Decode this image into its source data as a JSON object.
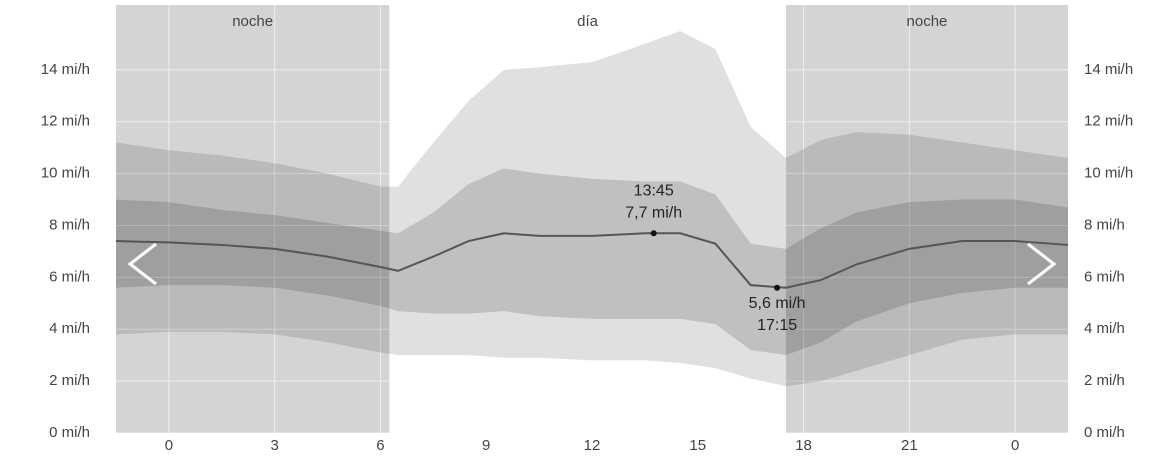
{
  "chart_data": {
    "type": "band-line",
    "periods": [
      {
        "label": "noche",
        "start": -1.5,
        "end": 6.25,
        "night": true
      },
      {
        "label": "día",
        "start": 6.25,
        "end": 17.5,
        "night": false
      },
      {
        "label": "noche",
        "start": 17.5,
        "end": 25.5,
        "night": true
      }
    ],
    "night_color": "rgba(0,0,0,0.17)",
    "x": [
      -1.5,
      0,
      1.5,
      3,
      4.5,
      6,
      6.5,
      7.5,
      8.5,
      9.5,
      10.5,
      12,
      13.5,
      14.5,
      15.5,
      16.5,
      17.5,
      18.5,
      19.5,
      21,
      22.5,
      24,
      25.5
    ],
    "bands": [
      {
        "color": "rgba(0,0,0,0.12)",
        "upper": [
          11.2,
          10.9,
          10.7,
          10.4,
          10.0,
          9.5,
          9.5,
          11.2,
          12.8,
          14.0,
          14.1,
          14.3,
          15.0,
          15.5,
          14.8,
          11.8,
          10.6,
          11.3,
          11.6,
          11.5,
          11.2,
          10.9,
          10.6
        ],
        "lower": [
          3.8,
          3.9,
          3.9,
          3.8,
          3.5,
          3.1,
          3.0,
          3.0,
          3.0,
          2.9,
          2.9,
          2.8,
          2.8,
          2.7,
          2.5,
          2.1,
          1.8,
          2.0,
          2.4,
          3.0,
          3.6,
          3.8,
          3.8
        ]
      },
      {
        "color": "rgba(0,0,0,0.14)",
        "upper": [
          9.0,
          8.9,
          8.6,
          8.4,
          8.1,
          7.8,
          7.7,
          8.5,
          9.6,
          10.2,
          10.0,
          9.8,
          9.7,
          9.7,
          9.2,
          7.3,
          7.1,
          7.9,
          8.5,
          8.9,
          9.0,
          9.0,
          8.7
        ],
        "lower": [
          5.6,
          5.7,
          5.7,
          5.6,
          5.3,
          4.9,
          4.7,
          4.6,
          4.6,
          4.7,
          4.5,
          4.4,
          4.4,
          4.4,
          4.2,
          3.2,
          3.0,
          3.5,
          4.3,
          5.0,
          5.4,
          5.6,
          5.6
        ]
      }
    ],
    "line": {
      "color": "#555555",
      "values": [
        7.4,
        7.35,
        7.25,
        7.1,
        6.8,
        6.4,
        6.25,
        6.8,
        7.4,
        7.7,
        7.6,
        7.6,
        7.7,
        7.7,
        7.3,
        5.7,
        5.6,
        5.9,
        6.5,
        7.1,
        7.4,
        7.4,
        7.25
      ]
    },
    "annotations": [
      {
        "x": 13.75,
        "y": 7.7,
        "time": "13:45",
        "label": "7,7 mi/h",
        "position": "above"
      },
      {
        "x": 17.25,
        "y": 5.6,
        "time": "17:15",
        "label": "5,6 mi/h",
        "position": "below"
      }
    ],
    "xlim": [
      -1.5,
      25.5
    ],
    "ylim": [
      0,
      16.5
    ],
    "xticks": [
      0,
      3,
      6,
      9,
      12,
      15,
      18,
      21,
      {
        "value": 24,
        "label": "0"
      }
    ],
    "yticks": [
      {
        "value": 0,
        "label": "0 mi/h"
      },
      {
        "value": 2,
        "label": "2 mi/h"
      },
      {
        "value": 4,
        "label": "4 mi/h"
      },
      {
        "value": 6,
        "label": "6 mi/h"
      },
      {
        "value": 8,
        "label": "8 mi/h"
      },
      {
        "value": 10,
        "label": "10 mi/h"
      },
      {
        "value": 12,
        "label": "12 mi/h"
      },
      {
        "value": 14,
        "label": "14 mi/h"
      }
    ],
    "grid": true
  }
}
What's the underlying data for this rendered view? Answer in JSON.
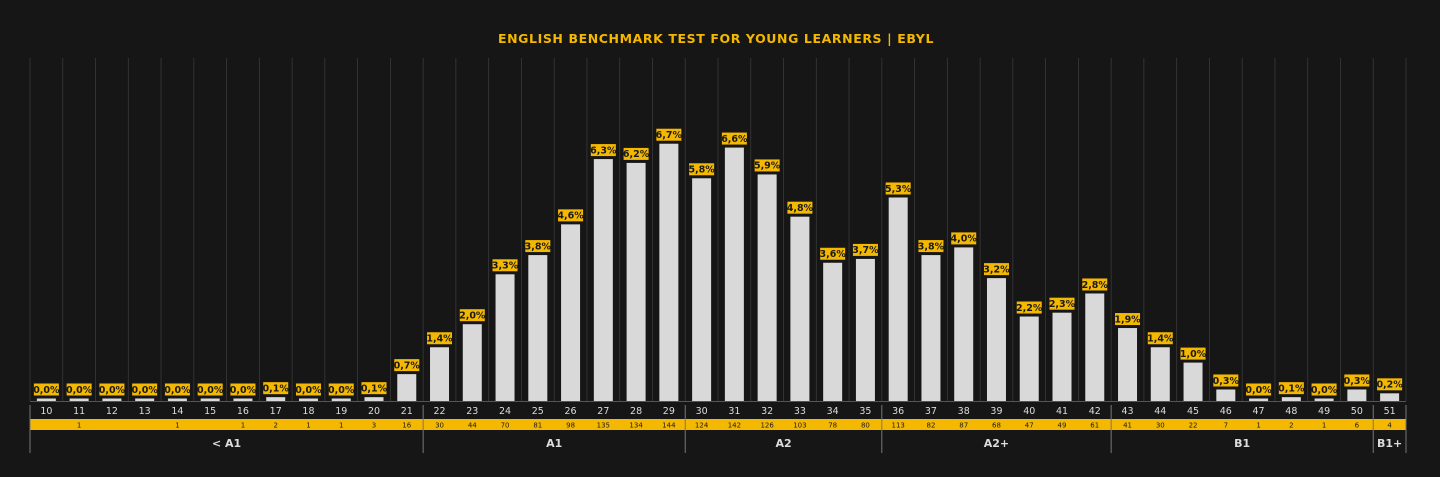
{
  "chart_data": {
    "type": "bar",
    "title": "ENGLISH BENCHMARK TEST FOR YOUNG LEARNERS | EBYL",
    "xlabel": "",
    "ylabel": "",
    "ylim": [
      0,
      7.5
    ],
    "grid": true,
    "legend": "none",
    "colors": {
      "background": "#161616",
      "bar": "#d9d9d9",
      "accent": "#f5b800",
      "grid": "#3a3a3a",
      "text_dark": "#1a1a1a",
      "text_light": "#dddddd",
      "divider": "#777777"
    },
    "categories": [
      "10",
      "11",
      "12",
      "13",
      "14",
      "15",
      "16",
      "17",
      "18",
      "19",
      "20",
      "21",
      "22",
      "23",
      "24",
      "25",
      "26",
      "27",
      "28",
      "29",
      "30",
      "31",
      "32",
      "33",
      "34",
      "35",
      "36",
      "37",
      "38",
      "39",
      "40",
      "41",
      "42",
      "43",
      "44",
      "45",
      "46",
      "47",
      "48",
      "49",
      "50",
      "51"
    ],
    "values": [
      0.0,
      0.0,
      0.0,
      0.0,
      0.0,
      0.0,
      0.0,
      0.1,
      0.0,
      0.0,
      0.1,
      0.7,
      1.4,
      2.0,
      3.3,
      3.8,
      4.6,
      6.3,
      6.2,
      6.7,
      5.8,
      6.6,
      5.9,
      4.8,
      3.6,
      3.7,
      5.3,
      3.8,
      4.0,
      3.2,
      2.2,
      2.3,
      2.8,
      1.9,
      1.4,
      1.0,
      0.3,
      0.0,
      0.1,
      0.0,
      0.3,
      0.2
    ],
    "value_labels": [
      "0,0%",
      "0,0%",
      "0,0%",
      "0,0%",
      "0,0%",
      "0,0%",
      "0,0%",
      "0,1%",
      "0,0%",
      "0,0%",
      "0,1%",
      "0,7%",
      "1,4%",
      "2,0%",
      "3,3%",
      "3,8%",
      "4,6%",
      "6,3%",
      "6,2%",
      "6,7%",
      "5,8%",
      "6,6%",
      "5,9%",
      "4,8%",
      "3,6%",
      "3,7%",
      "5,3%",
      "3,8%",
      "4,0%",
      "3,2%",
      "2,2%",
      "2,3%",
      "2,8%",
      "1,9%",
      "1,4%",
      "1,0%",
      "0,3%",
      "0,0%",
      "0,1%",
      "0,0%",
      "0,3%",
      "0,2%"
    ],
    "counts": [
      "",
      "1",
      "",
      "",
      "1",
      "",
      "1",
      "2",
      "1",
      "1",
      "3",
      "16",
      "30",
      "44",
      "70",
      "81",
      "98",
      "135",
      "134",
      "144",
      "124",
      "142",
      "126",
      "103",
      "78",
      "80",
      "113",
      "82",
      "87",
      "68",
      "47",
      "49",
      "61",
      "41",
      "30",
      "22",
      "7",
      "1",
      "2",
      "1",
      "6",
      "4"
    ],
    "levels": [
      {
        "label": "< A1",
        "from": "10",
        "to": "21"
      },
      {
        "label": "A1",
        "from": "22",
        "to": "29"
      },
      {
        "label": "A2",
        "from": "30",
        "to": "35"
      },
      {
        "label": "A2+",
        "from": "36",
        "to": "42"
      },
      {
        "label": "B1",
        "from": "43",
        "to": "50"
      },
      {
        "label": "B1+",
        "from": "51",
        "to": "51"
      }
    ]
  }
}
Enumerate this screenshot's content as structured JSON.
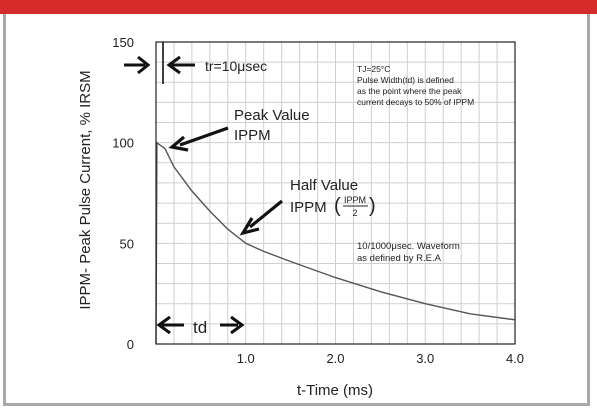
{
  "header": {
    "accent_color": "#d52b2b"
  },
  "chart_data": {
    "type": "line",
    "title": "",
    "xlabel": "t-Time (ms)",
    "ylabel": "IPPM- Peak Pulse Current, % IRSM",
    "xlim": [
      0,
      4.0
    ],
    "ylim": [
      0,
      150
    ],
    "x_ticks": [
      "1.0",
      "2.0",
      "3.0",
      "4.0"
    ],
    "y_ticks": [
      "0",
      "50",
      "100",
      "150"
    ],
    "grid": true,
    "series": [
      {
        "x": [
          0,
          0.01,
          0.1,
          0.2,
          0.4,
          0.6,
          0.8,
          1.0,
          1.2,
          1.5,
          2.0,
          2.5,
          3.0,
          3.5,
          4.0
        ],
        "y": [
          0,
          100,
          97,
          88,
          76,
          66,
          57,
          50,
          46,
          41,
          33,
          26,
          20,
          15,
          12
        ]
      }
    ],
    "annotations": {
      "tr": "tr=10μsec",
      "conditions_line1": "TJ=25°C",
      "conditions_line2": "Pulse Width(td) is defined",
      "conditions_line3": "as the point where the peak",
      "conditions_line4": "current decays to 50% of IPPM",
      "peak_line1": "Peak Value",
      "peak_line2": "IPPM",
      "half_line1": "Half Value",
      "half_line2": "IPPM",
      "half_frac_num": "IPPM",
      "half_frac_den": "2",
      "waveform_line1": "10/1000μsec. Waveform",
      "waveform_line2": "as defined by R.E.A",
      "td": "td"
    }
  }
}
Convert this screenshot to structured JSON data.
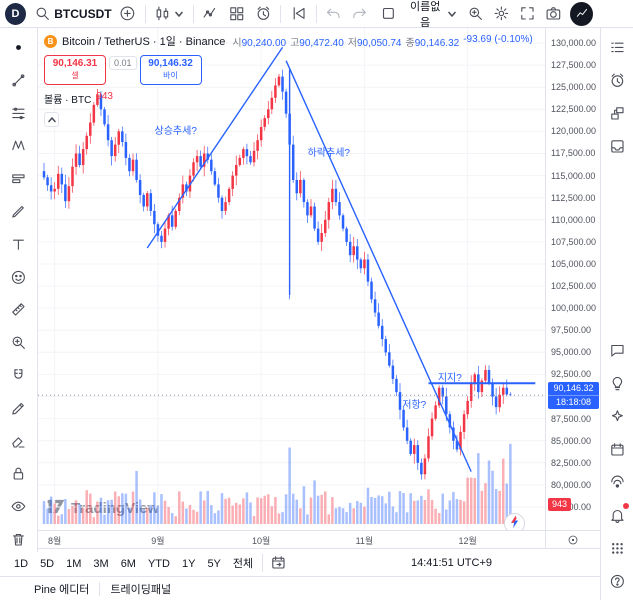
{
  "topbar": {
    "avatar_initial": "D",
    "symbol": "BTCUSDT",
    "layout_name": "이름없음"
  },
  "legend": {
    "title": "Bitcoin / TetherUS · 1일 · Binance",
    "open_label": "시",
    "open": "90,240.00",
    "high_label": "고",
    "high": "90,472.40",
    "low_label": "저",
    "low": "90,050.74",
    "close_label": "종",
    "close": "90,146.32",
    "change": "-93.69 (-0.10%)",
    "volume_label": "볼륨 · BTC",
    "volume_value": "943"
  },
  "trade_widget": {
    "sell_price": "90,146.31",
    "sell_label": "셀",
    "qty": "0.01",
    "buy_price": "90,146.32",
    "buy_label": "바이"
  },
  "price_scale": {
    "current_price": "90,146.32",
    "countdown": "18:18:08",
    "volume_badge": "943"
  },
  "watermark": "TradingView",
  "bottombar": {
    "ranges": [
      "1D",
      "5D",
      "1M",
      "3M",
      "6M",
      "YTD",
      "1Y",
      "5Y",
      "전체"
    ],
    "clock": "14:41:51 UTC+9"
  },
  "panel_tabs": {
    "pine": "Pine 에디터",
    "trading": "트레이딩패널"
  },
  "icons": {
    "topbar": [
      "user-avatar",
      "symbol-search",
      "add-symbol",
      "chart-type-candles",
      "indicators",
      "layout-templates",
      "alert",
      "bar-replay",
      "undo",
      "redo",
      "save-layout",
      "quick-search",
      "settings",
      "fullscreen",
      "snapshot",
      "publish"
    ],
    "left_toolbar": [
      "cursor",
      "trend-line",
      "fib-retracement",
      "pattern",
      "projection",
      "brush",
      "text",
      "emoji",
      "measure",
      "zoom-in",
      "magnet",
      "edit",
      "eraser",
      "lock",
      "show-hide",
      "remove-drawings"
    ],
    "right_sidebar": [
      "watchlist",
      "alerts",
      "object-tree",
      "data-window",
      "chat",
      "ideas",
      "minds",
      "calendar",
      "streams",
      "notifications",
      "apps",
      "help"
    ],
    "bottom": [
      "go-to-date",
      "scale-reset",
      "lightning-boost"
    ]
  },
  "chart_data": {
    "type": "candlestick",
    "title": "Bitcoin / TetherUS",
    "exchange": "Binance",
    "interval": "1일",
    "up_color": "#f23645",
    "down_color": "#2962ff",
    "line_color": "#2962ff",
    "price_axis": {
      "min": 77500,
      "max": 130000,
      "step": 2500
    },
    "time_axis_months": [
      {
        "label": "8월",
        "index": 3
      },
      {
        "label": "9월",
        "index": 32
      },
      {
        "label": "10월",
        "index": 61
      },
      {
        "label": "11월",
        "index": 90
      },
      {
        "label": "12월",
        "index": 119
      }
    ],
    "first_open": 115500,
    "closes": [
      114800,
      113900,
      113200,
      113500,
      115200,
      114000,
      112100,
      113800,
      116000,
      117500,
      116200,
      118000,
      119500,
      121000,
      123000,
      124200,
      122500,
      120800,
      119000,
      117200,
      118500,
      120000,
      118800,
      117000,
      115500,
      116800,
      114500,
      112800,
      111500,
      113000,
      111000,
      109500,
      108200,
      107500,
      109000,
      110500,
      109200,
      111000,
      112500,
      114000,
      113200,
      115000,
      116500,
      117200,
      116000,
      117500,
      116800,
      115500,
      114000,
      112500,
      111000,
      112000,
      113500,
      115000,
      116200,
      117000,
      118000,
      117200,
      116500,
      117800,
      119000,
      120500,
      121500,
      122500,
      123800,
      125200,
      126200,
      124500,
      122000,
      118500,
      114500,
      113000,
      114500,
      112000,
      110500,
      111500,
      109000,
      107500,
      108500,
      110000,
      112000,
      113500,
      112000,
      110500,
      109000,
      107500,
      106000,
      107000,
      105500,
      104500,
      105500,
      103000,
      101000,
      99500,
      98000,
      96500,
      95000,
      93500,
      92000,
      90500,
      88500,
      86500,
      85000,
      83500,
      84500,
      82500,
      81200,
      83000,
      85500,
      87500,
      89000,
      91000,
      90000,
      88000,
      86500,
      85000,
      84000,
      86000,
      88000,
      89500,
      91500,
      92500,
      90500,
      91800,
      93000,
      91500,
      90000,
      88800,
      90200,
      91000,
      90240,
      90146.32
    ],
    "special_wicks": [
      {
        "index": 15,
        "high": 124800
      },
      {
        "index": 66,
        "high": 126500
      },
      {
        "index": 69,
        "low": 101000
      },
      {
        "index": 106,
        "low": 80600
      },
      {
        "index": 131,
        "high": 90472.4,
        "low": 90050.74
      }
    ],
    "last_candle": {
      "open": 90240.0,
      "high": 90472.4,
      "low": 90050.74,
      "close": 90146.32,
      "volume": 943
    },
    "current_price": 90146.32,
    "trend_lines": [
      {
        "name": "ascending-trendline",
        "i1": 29,
        "p1": 106800,
        "i2": 67,
        "p2": 129500
      },
      {
        "name": "vertical-line",
        "i1": 69,
        "p1": 127000,
        "i2": 69,
        "p2": 101500
      },
      {
        "name": "descending-trendline",
        "i1": 68,
        "p1": 128000,
        "i2": 120,
        "p2": 81500
      },
      {
        "name": "support-line",
        "i1": 108,
        "p1": 91500,
        "i2": 138,
        "p2": 91500,
        "width": 2
      }
    ],
    "annotations": [
      {
        "text": "상승추세?",
        "i": 37,
        "p": 120400
      },
      {
        "text": "하락추세?",
        "i": 80,
        "p": 117900
      },
      {
        "text": "지지?",
        "i": 114,
        "p": 92400
      },
      {
        "text": "저항?",
        "i": 104,
        "p": 89400
      }
    ]
  }
}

Do this → Among the lines above, determine how many hold the word "TetherUS"; report the figure alone.

Task result → 2